What you have to do >>
In the listing below, count the lines with "Neutralstellung" and report only the figure.

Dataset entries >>

<<<<

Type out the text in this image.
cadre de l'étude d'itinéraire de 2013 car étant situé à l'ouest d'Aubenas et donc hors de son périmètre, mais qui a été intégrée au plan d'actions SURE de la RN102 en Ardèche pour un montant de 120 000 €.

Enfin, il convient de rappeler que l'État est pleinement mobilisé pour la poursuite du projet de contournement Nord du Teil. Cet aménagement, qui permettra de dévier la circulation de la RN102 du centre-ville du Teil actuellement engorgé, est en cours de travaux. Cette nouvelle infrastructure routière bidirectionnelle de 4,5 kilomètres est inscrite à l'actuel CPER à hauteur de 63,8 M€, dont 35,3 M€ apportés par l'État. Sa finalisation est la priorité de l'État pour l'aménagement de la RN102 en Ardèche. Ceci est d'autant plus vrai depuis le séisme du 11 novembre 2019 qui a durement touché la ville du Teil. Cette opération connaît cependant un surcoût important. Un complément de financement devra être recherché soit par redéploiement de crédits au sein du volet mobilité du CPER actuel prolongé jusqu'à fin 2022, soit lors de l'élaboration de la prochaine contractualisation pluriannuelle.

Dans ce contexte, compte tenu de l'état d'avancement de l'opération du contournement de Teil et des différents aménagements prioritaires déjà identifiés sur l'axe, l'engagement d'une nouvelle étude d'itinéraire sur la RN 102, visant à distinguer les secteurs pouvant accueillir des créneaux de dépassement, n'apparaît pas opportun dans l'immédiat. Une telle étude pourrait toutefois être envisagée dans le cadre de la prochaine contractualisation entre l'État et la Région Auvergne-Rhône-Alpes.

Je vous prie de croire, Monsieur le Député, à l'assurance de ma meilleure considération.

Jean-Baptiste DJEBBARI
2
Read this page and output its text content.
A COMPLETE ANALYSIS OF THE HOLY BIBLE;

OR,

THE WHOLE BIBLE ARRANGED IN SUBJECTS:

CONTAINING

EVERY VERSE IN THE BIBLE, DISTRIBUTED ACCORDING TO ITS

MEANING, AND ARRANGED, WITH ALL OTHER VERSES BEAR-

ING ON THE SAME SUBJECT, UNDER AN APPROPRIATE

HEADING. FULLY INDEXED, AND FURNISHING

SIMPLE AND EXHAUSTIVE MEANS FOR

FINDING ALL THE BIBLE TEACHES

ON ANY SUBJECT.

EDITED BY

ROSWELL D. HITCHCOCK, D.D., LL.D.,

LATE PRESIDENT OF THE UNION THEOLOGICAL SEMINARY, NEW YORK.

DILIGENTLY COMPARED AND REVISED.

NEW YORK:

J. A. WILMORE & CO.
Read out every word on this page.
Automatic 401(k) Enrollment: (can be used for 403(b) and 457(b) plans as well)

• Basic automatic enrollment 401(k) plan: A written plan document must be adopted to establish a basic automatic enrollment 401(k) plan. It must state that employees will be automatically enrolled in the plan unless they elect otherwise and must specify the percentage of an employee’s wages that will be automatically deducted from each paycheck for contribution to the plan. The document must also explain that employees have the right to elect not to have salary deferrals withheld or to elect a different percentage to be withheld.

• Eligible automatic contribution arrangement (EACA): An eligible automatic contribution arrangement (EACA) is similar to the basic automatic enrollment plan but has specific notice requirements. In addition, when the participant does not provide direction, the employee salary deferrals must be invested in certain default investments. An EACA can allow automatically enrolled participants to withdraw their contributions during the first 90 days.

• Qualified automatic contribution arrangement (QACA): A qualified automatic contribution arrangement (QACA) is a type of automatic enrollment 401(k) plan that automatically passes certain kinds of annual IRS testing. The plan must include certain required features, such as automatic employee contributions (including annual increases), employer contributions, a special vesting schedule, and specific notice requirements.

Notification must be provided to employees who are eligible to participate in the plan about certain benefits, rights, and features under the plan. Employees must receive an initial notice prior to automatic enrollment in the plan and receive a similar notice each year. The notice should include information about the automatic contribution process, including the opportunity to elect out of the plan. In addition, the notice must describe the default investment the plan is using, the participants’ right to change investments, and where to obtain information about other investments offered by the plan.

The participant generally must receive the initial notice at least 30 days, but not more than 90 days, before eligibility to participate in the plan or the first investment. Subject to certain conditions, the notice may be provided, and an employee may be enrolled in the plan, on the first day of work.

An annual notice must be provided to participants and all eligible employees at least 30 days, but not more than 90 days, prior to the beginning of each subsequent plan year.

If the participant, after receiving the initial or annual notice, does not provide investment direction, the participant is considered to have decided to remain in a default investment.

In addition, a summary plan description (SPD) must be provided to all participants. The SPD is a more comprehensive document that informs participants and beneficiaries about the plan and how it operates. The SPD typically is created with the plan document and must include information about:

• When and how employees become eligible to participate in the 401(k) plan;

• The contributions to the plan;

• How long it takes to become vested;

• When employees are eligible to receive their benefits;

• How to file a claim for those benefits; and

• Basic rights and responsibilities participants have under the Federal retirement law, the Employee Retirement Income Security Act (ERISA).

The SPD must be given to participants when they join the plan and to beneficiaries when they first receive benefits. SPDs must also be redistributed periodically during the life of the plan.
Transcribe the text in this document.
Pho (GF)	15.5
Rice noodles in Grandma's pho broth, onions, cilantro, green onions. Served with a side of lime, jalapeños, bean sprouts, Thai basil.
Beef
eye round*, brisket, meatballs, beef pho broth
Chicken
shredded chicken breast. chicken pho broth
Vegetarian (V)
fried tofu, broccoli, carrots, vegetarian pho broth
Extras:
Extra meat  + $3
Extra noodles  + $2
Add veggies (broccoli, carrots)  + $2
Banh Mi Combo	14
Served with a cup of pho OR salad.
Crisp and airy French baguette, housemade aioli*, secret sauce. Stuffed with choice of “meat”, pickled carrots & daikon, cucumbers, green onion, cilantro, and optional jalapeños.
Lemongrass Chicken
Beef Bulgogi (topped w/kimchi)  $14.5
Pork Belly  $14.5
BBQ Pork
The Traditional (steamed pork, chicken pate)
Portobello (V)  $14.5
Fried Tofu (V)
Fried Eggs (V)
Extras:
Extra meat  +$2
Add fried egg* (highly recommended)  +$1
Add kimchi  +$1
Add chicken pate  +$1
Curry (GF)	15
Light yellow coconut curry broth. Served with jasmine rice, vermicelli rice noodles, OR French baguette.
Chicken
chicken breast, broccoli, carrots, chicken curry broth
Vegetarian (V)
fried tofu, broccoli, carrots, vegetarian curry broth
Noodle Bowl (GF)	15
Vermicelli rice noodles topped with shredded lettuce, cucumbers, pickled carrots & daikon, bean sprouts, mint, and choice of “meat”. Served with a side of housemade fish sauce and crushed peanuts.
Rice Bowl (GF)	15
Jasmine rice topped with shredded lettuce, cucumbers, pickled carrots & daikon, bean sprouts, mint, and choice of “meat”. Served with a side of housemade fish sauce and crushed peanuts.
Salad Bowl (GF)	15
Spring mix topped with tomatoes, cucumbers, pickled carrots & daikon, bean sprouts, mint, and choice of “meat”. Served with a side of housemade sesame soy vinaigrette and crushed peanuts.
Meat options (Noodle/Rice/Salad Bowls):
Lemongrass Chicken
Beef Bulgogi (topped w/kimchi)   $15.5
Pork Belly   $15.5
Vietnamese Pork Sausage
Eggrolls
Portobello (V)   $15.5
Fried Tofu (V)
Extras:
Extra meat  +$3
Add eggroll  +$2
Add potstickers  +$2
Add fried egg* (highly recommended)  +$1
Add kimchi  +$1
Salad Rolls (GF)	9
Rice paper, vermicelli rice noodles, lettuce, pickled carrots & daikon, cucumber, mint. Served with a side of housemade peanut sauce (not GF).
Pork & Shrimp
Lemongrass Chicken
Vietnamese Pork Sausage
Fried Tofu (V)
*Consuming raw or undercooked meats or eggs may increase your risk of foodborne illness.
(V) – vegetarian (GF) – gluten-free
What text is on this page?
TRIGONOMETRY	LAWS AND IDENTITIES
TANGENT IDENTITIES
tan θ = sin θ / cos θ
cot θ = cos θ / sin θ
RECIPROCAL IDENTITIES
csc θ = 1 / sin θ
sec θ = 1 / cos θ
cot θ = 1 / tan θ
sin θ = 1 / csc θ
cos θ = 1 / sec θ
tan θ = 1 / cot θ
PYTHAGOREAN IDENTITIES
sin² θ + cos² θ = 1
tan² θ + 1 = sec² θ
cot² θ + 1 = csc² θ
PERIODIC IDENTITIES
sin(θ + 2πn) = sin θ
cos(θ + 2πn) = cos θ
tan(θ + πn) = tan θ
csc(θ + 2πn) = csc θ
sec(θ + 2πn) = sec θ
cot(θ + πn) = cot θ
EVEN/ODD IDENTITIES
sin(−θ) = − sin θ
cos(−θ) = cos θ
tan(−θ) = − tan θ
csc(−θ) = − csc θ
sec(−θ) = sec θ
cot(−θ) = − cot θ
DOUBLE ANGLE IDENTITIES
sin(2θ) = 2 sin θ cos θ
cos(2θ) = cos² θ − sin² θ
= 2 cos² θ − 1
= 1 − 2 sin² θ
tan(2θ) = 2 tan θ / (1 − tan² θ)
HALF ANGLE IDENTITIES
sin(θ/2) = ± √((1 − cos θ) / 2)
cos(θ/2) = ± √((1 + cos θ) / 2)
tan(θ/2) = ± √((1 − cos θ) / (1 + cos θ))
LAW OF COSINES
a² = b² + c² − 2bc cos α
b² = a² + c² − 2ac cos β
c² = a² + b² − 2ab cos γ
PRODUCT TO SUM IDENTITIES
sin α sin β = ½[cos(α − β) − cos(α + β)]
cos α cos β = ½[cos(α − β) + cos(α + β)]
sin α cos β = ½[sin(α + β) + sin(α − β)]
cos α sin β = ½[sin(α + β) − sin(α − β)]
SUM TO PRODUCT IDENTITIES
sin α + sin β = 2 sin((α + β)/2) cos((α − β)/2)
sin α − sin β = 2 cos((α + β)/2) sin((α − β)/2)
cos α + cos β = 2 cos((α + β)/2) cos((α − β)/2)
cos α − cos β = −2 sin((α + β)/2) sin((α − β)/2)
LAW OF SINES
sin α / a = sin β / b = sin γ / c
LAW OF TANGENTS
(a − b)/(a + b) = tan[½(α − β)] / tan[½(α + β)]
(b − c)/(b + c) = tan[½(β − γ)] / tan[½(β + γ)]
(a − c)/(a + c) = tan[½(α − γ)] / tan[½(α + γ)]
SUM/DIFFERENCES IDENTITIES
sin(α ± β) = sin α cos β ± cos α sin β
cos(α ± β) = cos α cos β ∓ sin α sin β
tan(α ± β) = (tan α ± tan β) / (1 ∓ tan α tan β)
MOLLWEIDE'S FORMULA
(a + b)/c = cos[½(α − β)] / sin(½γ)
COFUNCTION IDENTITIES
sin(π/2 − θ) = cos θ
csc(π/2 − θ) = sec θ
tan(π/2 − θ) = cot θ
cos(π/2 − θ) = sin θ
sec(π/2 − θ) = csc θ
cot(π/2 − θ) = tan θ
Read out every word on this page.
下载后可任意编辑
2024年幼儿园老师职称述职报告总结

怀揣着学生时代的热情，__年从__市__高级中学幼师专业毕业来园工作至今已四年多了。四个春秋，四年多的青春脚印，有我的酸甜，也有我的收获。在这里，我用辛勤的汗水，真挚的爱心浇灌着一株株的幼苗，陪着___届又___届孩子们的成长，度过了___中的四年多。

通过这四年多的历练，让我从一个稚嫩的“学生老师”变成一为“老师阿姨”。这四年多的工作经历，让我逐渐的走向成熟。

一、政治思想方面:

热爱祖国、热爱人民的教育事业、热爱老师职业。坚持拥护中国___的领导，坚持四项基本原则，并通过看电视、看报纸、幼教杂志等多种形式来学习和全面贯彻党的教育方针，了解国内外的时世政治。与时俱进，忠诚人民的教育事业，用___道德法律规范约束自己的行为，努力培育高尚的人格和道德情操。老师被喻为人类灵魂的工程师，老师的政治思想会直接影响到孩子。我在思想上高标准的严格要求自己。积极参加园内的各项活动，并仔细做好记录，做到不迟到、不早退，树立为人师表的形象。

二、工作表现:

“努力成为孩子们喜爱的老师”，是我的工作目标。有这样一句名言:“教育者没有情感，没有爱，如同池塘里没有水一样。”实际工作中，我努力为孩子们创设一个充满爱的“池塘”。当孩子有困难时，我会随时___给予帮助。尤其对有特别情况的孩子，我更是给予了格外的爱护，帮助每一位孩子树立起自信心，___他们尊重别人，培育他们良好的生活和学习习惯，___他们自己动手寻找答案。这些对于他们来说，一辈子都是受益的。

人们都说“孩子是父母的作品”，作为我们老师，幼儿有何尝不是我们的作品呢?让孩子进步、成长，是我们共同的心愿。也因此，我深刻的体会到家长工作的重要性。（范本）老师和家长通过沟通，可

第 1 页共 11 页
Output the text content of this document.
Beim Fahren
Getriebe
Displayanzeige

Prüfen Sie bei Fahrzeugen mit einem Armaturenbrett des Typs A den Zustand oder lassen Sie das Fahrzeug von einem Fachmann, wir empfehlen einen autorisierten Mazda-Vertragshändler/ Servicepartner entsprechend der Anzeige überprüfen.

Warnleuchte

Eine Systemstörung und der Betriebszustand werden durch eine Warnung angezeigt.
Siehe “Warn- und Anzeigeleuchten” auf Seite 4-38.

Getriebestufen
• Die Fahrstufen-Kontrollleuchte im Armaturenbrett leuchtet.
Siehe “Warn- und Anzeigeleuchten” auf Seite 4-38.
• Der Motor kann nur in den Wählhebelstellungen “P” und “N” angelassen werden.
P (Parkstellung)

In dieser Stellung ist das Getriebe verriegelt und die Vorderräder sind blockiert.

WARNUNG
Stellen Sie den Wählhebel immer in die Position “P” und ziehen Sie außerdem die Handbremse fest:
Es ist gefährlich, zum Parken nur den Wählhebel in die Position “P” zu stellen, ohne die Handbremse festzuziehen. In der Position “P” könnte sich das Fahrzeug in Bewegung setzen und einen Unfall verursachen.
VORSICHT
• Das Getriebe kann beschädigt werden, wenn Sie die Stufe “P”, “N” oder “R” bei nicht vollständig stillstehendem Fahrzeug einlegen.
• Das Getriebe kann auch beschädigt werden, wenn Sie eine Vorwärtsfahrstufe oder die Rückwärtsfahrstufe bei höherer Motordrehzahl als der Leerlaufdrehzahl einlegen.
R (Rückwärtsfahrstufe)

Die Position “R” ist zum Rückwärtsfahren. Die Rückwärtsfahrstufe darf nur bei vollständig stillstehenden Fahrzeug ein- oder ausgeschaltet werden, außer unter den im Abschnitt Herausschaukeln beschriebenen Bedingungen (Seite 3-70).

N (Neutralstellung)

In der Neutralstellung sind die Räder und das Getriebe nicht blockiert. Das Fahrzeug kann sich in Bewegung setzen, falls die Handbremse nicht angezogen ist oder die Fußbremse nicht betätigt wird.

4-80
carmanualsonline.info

>>>>

Result below >>
2